**Saved data entries:**
━━━━━━

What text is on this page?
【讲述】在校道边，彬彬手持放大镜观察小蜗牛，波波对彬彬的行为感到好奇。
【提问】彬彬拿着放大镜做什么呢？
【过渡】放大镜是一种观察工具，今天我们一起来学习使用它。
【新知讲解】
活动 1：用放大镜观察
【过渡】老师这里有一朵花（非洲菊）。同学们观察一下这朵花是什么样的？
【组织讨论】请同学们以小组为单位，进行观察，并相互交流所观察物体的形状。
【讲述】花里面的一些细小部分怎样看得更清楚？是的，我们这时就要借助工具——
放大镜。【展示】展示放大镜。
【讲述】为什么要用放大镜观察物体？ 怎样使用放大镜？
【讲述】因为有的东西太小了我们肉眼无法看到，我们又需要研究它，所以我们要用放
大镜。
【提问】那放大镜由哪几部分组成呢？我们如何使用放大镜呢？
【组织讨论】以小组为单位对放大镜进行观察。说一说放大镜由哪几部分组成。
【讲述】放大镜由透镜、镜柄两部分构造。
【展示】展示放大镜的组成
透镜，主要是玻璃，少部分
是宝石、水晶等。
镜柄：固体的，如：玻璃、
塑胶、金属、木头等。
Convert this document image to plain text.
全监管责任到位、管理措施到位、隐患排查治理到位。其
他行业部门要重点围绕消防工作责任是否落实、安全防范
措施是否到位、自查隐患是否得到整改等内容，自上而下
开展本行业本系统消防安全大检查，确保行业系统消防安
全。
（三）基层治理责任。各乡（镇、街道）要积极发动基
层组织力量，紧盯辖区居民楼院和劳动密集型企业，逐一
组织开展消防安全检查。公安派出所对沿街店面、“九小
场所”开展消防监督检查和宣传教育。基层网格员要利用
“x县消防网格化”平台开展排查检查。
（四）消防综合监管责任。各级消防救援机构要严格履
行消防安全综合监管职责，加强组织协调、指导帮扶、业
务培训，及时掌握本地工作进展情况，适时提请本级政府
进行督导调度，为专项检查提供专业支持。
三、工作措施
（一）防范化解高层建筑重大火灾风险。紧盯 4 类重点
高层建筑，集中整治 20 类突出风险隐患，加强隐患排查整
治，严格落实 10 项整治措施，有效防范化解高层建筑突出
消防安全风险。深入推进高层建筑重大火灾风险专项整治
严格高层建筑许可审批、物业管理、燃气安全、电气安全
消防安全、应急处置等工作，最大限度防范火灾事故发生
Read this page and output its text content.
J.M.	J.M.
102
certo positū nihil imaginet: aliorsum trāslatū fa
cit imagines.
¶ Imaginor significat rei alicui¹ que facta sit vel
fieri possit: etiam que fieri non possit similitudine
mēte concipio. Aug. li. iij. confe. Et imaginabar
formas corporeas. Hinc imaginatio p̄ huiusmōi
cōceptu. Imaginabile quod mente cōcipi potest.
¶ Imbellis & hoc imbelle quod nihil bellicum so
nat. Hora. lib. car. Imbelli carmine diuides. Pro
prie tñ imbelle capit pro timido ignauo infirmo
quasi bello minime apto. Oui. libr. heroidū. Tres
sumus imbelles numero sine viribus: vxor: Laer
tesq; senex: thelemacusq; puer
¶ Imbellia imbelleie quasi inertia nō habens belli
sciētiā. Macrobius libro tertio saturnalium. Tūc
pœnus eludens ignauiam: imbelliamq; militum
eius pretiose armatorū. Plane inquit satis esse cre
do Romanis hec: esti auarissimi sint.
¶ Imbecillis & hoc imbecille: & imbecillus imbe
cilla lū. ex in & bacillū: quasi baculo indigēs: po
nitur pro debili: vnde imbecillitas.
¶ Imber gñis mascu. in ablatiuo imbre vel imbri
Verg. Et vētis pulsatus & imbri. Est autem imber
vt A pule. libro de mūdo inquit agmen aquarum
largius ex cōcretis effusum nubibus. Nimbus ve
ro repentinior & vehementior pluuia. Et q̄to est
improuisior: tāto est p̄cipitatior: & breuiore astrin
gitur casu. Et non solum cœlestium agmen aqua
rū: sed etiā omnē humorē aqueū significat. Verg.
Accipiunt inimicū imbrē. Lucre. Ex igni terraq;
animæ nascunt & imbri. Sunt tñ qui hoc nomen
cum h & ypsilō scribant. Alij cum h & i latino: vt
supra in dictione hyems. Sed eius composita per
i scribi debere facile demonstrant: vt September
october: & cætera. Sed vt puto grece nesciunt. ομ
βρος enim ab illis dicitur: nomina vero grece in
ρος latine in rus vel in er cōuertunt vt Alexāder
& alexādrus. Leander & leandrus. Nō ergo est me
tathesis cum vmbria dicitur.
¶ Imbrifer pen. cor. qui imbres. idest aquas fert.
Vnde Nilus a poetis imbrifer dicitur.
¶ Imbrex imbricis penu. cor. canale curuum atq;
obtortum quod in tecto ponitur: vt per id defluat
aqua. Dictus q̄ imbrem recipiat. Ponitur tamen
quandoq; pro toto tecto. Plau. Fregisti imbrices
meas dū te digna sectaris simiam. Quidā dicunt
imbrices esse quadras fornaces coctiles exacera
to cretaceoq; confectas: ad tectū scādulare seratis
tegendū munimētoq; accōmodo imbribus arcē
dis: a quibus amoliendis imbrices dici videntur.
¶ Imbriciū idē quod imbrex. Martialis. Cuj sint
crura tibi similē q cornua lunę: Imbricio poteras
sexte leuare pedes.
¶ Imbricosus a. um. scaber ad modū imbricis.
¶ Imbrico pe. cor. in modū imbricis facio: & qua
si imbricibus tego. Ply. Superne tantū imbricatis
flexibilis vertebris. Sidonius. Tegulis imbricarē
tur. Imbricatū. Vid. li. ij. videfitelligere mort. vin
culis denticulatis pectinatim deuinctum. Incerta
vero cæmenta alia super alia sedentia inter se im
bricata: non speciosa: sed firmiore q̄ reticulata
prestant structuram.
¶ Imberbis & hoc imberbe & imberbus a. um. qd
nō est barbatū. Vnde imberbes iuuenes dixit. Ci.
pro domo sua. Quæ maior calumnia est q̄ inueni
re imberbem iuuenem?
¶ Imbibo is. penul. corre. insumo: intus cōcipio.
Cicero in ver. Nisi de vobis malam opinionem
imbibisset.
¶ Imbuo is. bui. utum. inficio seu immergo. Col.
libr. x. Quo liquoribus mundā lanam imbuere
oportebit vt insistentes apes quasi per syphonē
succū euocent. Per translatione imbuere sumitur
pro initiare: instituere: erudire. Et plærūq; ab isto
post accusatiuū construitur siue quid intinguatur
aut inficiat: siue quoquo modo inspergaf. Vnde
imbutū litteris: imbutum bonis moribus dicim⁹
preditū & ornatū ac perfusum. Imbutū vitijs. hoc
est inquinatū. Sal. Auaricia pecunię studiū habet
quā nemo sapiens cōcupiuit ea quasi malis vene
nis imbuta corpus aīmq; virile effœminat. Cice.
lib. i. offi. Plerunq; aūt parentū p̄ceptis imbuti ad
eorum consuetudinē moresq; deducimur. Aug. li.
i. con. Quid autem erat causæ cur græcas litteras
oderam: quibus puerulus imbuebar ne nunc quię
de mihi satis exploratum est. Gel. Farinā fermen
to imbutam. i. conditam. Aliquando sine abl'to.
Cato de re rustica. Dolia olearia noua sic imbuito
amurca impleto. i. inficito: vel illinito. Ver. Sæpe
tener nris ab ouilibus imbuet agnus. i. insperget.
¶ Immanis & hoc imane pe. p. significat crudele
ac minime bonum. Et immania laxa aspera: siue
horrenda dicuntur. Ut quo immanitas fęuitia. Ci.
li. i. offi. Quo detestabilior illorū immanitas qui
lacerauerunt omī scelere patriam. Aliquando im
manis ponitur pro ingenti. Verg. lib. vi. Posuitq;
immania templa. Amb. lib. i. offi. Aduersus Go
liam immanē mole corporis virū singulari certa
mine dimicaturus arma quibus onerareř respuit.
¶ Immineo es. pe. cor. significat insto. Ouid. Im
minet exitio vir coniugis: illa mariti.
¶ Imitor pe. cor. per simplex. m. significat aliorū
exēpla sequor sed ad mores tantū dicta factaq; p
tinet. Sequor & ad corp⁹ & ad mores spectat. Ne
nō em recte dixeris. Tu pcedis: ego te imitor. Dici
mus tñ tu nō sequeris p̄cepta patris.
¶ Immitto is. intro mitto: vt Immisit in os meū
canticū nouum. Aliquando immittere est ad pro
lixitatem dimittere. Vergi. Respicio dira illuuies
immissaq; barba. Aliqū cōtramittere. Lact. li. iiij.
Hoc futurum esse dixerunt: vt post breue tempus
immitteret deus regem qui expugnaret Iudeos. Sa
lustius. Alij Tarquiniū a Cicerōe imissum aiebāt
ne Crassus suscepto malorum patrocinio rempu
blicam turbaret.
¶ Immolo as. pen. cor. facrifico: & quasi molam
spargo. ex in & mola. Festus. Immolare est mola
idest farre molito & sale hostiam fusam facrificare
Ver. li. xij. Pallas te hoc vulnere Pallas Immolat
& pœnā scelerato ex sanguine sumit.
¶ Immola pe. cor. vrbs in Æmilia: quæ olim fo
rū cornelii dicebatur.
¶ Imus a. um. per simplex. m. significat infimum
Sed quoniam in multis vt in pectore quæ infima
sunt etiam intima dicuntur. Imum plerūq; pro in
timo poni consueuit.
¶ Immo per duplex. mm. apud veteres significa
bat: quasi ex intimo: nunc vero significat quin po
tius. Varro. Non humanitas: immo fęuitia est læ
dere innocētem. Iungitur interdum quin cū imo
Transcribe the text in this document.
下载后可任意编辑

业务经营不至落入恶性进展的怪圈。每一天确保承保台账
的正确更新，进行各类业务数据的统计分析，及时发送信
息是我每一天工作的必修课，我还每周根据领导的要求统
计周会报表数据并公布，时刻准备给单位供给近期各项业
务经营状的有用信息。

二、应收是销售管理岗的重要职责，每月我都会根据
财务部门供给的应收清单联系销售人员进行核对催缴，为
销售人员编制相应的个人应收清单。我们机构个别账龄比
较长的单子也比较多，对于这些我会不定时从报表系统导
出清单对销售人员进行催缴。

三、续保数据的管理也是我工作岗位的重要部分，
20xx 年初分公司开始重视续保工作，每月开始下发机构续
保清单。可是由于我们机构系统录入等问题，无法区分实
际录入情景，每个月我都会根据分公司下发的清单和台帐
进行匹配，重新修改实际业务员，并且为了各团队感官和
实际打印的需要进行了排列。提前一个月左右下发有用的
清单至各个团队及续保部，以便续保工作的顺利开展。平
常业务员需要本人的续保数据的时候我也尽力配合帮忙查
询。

━━━━━━

Look over the listing. Pull out every line with the string "page" in it.

**Response below:**
What text is on this page?
Read this page and output its text content.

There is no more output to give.